PROVIDED PASSAGE:
▬▬▬▬▬▬▬▬▬▬
Now i ask: IF the economy is totally phcucked up, IF oil price is high and and and WHY is such a car such a huge sucess? I told everyone who wanted to hear it, that the Cayenne will be the worst decision Porsches has ever made and that it will bring down the whole firm. I thought Porsche could even go bankrupt. I was 100% wrong. I think many stoolies though the same. Do WE get something wrong? I mean let us look back to the 70s, becaseu if we say we are in 70s bnear marekt than it should be worthwhile to compare. in Thge 70s those car comapnies started to built smaller engines to reduce gas consumption. So there was a direct result of bad economy: Cars became smaller. In those times where we are right now i havent seen such a result, although it should have occured so far IF we are really all doomed.

Another arguemtn which is maybe the striking one: The gap between rich/super rich and middle class gets bigger and bigger. J&P has to struggle while Richie Rich can buy buy buy what he wants and becasue there are enough Richie Richs a Cayenne can become a sucess story.
▬▬▬▬▬▬▬▬▬▬
TASK REQUIREMENTS: Reproduce the post about the Porsche Cayenne's success word for word, beginning at the words "Another arguemtn which" and stopping after "a sucess story.".
▬▬▬▬▬▬▬▬▬▬
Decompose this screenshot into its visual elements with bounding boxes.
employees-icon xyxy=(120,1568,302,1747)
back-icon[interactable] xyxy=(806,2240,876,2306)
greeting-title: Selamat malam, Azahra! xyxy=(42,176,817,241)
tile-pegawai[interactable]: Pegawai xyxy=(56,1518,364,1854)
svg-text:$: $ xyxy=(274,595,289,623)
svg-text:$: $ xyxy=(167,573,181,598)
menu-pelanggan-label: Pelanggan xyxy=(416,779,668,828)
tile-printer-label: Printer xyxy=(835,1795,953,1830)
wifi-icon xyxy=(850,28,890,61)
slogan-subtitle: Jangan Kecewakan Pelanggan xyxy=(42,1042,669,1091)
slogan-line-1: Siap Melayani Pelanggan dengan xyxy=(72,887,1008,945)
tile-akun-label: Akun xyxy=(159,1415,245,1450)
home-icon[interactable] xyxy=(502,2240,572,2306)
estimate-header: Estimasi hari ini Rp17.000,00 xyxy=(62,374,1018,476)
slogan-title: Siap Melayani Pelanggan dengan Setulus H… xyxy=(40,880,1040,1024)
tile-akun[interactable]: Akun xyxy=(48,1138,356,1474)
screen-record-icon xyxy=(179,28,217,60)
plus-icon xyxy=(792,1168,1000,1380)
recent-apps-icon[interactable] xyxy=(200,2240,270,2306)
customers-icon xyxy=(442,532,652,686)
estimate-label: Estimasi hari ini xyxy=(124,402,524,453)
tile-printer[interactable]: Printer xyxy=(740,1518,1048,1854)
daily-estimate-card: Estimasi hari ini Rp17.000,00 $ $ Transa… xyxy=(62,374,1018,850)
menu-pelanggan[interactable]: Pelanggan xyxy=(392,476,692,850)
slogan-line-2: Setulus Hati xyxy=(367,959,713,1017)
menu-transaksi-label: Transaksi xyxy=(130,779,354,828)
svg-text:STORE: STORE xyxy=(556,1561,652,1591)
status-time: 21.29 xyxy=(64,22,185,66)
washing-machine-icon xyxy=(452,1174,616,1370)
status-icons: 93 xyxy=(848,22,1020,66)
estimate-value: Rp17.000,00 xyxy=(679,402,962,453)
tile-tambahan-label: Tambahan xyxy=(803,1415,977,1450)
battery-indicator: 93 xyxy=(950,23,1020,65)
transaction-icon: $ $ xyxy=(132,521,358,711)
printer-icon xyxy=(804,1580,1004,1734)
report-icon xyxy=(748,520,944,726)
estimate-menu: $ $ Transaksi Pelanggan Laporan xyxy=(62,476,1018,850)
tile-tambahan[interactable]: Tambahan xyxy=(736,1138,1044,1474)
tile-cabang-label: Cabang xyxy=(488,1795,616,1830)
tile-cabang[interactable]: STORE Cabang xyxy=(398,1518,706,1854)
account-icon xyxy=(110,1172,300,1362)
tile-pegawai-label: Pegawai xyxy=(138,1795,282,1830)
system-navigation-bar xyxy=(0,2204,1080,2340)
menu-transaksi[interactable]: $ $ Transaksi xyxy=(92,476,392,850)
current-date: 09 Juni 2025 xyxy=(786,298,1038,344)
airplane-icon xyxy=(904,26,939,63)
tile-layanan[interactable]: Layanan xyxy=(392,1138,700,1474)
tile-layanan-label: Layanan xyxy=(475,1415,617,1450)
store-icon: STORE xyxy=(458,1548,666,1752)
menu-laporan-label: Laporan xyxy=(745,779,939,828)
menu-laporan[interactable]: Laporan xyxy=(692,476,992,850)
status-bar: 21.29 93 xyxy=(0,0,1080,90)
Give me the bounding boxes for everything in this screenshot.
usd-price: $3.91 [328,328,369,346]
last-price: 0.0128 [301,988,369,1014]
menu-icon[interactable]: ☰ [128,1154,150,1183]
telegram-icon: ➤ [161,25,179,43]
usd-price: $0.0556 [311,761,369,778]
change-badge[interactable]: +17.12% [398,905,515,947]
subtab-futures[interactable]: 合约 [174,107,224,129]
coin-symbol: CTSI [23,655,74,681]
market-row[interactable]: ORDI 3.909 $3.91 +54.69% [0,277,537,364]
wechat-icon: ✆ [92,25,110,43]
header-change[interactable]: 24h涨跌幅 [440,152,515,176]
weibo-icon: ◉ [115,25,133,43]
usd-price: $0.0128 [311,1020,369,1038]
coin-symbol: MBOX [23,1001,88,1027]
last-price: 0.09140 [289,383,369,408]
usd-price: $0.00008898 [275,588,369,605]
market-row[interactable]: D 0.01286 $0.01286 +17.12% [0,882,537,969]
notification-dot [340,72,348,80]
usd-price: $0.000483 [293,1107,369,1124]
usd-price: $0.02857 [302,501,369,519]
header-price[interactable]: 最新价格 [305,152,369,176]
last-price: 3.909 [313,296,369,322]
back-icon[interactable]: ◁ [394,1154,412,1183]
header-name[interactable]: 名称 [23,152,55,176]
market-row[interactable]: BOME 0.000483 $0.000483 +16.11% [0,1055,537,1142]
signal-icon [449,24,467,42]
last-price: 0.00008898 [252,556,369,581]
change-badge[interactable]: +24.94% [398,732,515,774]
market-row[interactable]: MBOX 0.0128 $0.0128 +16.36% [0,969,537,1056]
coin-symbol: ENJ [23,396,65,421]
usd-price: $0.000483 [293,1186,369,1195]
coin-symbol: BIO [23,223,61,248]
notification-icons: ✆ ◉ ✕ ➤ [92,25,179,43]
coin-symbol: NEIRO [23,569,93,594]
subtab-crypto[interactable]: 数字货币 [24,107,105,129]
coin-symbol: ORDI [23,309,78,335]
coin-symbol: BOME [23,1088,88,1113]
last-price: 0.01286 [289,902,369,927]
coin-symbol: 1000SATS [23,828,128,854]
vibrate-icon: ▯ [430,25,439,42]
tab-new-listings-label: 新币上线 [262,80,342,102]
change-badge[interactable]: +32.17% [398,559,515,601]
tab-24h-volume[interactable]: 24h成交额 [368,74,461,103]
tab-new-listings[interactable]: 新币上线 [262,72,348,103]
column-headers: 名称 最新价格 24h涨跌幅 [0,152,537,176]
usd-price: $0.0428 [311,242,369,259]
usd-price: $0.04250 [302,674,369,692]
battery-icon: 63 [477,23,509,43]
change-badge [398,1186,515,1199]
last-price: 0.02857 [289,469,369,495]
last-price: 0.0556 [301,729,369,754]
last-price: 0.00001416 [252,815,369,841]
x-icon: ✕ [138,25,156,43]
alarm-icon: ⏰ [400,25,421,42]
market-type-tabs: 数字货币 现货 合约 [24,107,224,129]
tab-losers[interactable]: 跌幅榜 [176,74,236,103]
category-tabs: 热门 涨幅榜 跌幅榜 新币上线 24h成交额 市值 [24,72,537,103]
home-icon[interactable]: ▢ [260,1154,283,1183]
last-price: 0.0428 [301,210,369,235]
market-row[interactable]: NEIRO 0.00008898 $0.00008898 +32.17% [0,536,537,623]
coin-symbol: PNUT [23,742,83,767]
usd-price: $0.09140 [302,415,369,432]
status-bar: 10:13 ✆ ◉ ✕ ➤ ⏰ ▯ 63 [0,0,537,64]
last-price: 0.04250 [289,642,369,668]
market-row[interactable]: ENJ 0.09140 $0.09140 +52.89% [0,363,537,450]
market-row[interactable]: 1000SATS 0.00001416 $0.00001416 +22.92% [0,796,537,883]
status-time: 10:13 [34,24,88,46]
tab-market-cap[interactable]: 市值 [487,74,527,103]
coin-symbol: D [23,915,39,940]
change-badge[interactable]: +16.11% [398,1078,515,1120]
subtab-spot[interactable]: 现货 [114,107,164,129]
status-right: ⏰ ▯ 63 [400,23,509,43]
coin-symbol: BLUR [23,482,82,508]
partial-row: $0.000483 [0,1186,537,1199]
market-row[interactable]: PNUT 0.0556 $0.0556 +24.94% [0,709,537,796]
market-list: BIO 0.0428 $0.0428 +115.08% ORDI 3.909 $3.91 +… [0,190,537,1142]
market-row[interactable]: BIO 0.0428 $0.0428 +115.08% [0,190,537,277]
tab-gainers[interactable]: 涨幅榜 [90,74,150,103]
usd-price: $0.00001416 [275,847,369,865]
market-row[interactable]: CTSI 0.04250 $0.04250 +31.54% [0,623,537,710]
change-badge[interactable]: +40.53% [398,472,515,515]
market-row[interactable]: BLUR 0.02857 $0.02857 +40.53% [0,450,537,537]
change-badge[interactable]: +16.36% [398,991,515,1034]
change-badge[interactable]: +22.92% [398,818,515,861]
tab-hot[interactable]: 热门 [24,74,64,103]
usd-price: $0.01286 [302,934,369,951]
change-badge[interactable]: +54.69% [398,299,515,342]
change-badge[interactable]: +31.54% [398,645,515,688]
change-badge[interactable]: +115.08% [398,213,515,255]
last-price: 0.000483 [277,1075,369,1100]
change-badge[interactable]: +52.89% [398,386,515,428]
▬▬▬▬▬▬▬▬▬▬
COMPLETED TASK:
Another arguemtn which is maybe the striking one: The gap between rich/super rich and middle class gets bigger and bigger. J&P has to struggle while Richie Rich can buy buy buy what he wants and becasue there are enough Richie Richs a Cayenne can become a sucess story.